* _EXERCISE_
Can you quote exactly the stretch of lines from the one with "Extract the structured" through the final line of the material, both ends included?

* _DATA IN THIS EXERCISE_
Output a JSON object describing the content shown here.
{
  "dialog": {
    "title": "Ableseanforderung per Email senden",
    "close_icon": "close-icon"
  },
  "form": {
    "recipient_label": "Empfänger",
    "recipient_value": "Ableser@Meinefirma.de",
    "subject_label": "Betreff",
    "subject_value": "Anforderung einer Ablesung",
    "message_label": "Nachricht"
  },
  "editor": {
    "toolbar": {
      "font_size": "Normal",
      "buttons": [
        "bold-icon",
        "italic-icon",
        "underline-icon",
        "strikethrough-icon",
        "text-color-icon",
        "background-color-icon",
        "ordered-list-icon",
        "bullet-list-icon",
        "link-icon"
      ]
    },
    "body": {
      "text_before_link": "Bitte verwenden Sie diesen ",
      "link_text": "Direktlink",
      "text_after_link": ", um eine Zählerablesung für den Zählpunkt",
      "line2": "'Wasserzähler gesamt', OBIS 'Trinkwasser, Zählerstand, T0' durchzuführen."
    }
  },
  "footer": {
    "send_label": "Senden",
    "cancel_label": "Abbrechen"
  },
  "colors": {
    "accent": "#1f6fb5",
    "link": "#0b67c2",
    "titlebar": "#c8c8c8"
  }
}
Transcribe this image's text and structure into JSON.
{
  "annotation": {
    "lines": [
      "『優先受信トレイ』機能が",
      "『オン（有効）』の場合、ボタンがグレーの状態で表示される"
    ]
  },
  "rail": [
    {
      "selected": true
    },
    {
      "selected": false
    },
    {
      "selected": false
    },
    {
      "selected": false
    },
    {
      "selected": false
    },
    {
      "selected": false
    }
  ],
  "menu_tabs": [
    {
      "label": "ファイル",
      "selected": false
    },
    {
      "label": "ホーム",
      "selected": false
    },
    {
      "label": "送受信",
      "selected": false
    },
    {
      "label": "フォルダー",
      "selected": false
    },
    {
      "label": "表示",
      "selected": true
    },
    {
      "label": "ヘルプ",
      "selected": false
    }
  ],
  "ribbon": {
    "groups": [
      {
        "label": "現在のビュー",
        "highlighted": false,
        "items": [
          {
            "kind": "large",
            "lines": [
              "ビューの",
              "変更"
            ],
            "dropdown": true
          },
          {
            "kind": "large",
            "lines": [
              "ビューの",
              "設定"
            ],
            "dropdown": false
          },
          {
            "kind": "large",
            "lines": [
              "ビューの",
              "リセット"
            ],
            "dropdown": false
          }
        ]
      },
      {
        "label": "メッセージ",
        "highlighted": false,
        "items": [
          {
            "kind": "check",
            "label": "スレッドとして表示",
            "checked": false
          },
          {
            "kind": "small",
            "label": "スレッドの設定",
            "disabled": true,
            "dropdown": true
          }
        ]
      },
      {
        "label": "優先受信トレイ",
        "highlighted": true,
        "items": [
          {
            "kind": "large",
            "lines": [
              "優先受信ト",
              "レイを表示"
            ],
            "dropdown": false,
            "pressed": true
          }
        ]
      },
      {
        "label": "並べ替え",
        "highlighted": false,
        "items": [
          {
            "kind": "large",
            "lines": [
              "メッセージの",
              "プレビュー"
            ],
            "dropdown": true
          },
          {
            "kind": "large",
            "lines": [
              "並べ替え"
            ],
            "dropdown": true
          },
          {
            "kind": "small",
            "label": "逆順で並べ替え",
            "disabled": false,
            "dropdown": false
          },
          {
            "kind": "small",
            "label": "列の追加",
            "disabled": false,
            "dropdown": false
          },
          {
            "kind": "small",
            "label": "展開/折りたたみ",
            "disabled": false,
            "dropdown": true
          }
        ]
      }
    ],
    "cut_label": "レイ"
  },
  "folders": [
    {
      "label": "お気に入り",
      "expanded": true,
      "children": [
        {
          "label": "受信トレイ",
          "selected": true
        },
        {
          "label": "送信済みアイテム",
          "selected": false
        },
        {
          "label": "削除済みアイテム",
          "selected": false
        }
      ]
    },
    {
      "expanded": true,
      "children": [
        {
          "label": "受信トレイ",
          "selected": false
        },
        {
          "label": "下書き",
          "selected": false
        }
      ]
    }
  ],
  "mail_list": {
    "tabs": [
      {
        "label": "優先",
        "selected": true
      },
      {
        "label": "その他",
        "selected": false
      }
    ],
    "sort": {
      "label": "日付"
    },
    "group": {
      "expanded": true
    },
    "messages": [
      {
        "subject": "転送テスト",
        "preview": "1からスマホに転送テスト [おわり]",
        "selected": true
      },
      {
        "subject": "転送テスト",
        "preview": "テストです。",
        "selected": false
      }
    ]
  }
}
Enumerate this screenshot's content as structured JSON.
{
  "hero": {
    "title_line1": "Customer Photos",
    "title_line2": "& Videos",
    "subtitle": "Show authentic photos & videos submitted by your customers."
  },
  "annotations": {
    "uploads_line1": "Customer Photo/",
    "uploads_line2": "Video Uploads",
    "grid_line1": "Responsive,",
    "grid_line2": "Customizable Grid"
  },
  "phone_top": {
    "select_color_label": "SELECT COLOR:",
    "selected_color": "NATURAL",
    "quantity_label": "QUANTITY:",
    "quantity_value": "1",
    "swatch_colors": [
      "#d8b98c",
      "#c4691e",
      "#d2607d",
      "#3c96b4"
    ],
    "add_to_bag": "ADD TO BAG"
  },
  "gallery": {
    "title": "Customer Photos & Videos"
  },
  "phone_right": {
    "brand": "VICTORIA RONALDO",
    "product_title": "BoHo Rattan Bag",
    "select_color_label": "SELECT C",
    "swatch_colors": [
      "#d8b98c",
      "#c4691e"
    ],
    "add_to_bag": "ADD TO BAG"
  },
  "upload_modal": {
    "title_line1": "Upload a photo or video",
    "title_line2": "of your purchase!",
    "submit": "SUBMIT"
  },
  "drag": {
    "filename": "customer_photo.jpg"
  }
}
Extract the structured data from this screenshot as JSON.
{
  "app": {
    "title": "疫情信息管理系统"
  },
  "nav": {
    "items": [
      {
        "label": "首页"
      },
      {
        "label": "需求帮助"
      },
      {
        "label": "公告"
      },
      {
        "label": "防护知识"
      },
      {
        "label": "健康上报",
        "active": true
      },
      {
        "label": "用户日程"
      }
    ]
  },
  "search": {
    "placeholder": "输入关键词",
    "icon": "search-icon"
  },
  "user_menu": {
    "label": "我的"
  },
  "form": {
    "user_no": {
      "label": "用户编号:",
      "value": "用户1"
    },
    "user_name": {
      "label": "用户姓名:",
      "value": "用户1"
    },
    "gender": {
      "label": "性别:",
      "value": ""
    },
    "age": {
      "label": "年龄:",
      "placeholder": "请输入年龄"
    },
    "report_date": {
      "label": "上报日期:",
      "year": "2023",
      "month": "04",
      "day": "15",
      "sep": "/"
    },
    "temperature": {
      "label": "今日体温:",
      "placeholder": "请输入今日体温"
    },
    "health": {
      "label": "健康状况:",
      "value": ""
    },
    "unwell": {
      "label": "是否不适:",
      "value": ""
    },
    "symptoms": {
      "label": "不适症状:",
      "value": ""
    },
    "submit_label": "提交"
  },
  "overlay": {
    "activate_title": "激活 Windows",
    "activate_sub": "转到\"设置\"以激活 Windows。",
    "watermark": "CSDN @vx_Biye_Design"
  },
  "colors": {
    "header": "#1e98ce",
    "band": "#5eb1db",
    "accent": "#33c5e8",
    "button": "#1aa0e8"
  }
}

* _FULL SOLUTION_
Extract the structured data from this screenshot as JSON.
{
  "app": {
    "title": "疫情信息管理系统"
  },
  "nav": {
    "items": [
      {
        "label": "首页"
      },
      {
        "label": "需求帮助"
      },
      {
        "label": "公告"
      },
      {
        "label": "防护知识"
      },
      {
        "label": "健康上报",
        "active": true
      },
      {
        "label": "用户日程"
      }
    ]
  },
  "search": {
    "placeholder": "输入关键词",
    "icon": "search-icon"
  },
  "user_menu": {
    "label": "我的"
  },
  "form": {
    "user_no": {
      "label": "用户编号:",
      "value": "用户1"
    },
    "user_name": {
      "label": "用户姓名:",
      "value": "用户1"
    },
    "gender": {
      "label": "性别:",
      "value": ""
    },
    "age": {
      "label": "年龄:",
      "placeholder": "请输入年龄"
    },
    "report_date": {
      "label": "上报日期:",
      "year": "2023",
      "month": "04",
      "day": "15",
      "sep": "/"
    },
    "temperature": {
      "label": "今日体温:",
      "placeholder": "请输入今日体温"
    },
    "health": {
      "label": "健康状况:",
      "value": ""
    },
    "unwell": {
      "label": "是否不适:",
      "value": ""
    },
    "symptoms": {
      "label": "不适症状:",
      "value": ""
    },
    "submit_label": "提交"
  },
  "overlay": {
    "activate_title": "激活 Windows",
    "activate_sub": "转到\"设置\"以激活 Windows。",
    "watermark": "CSDN @vx_Biye_Design"
  },
  "colors": {
    "header": "#1e98ce",
    "band": "#5eb1db",
    "accent": "#33c5e8",
    "button": "#1aa0e8"
  }
}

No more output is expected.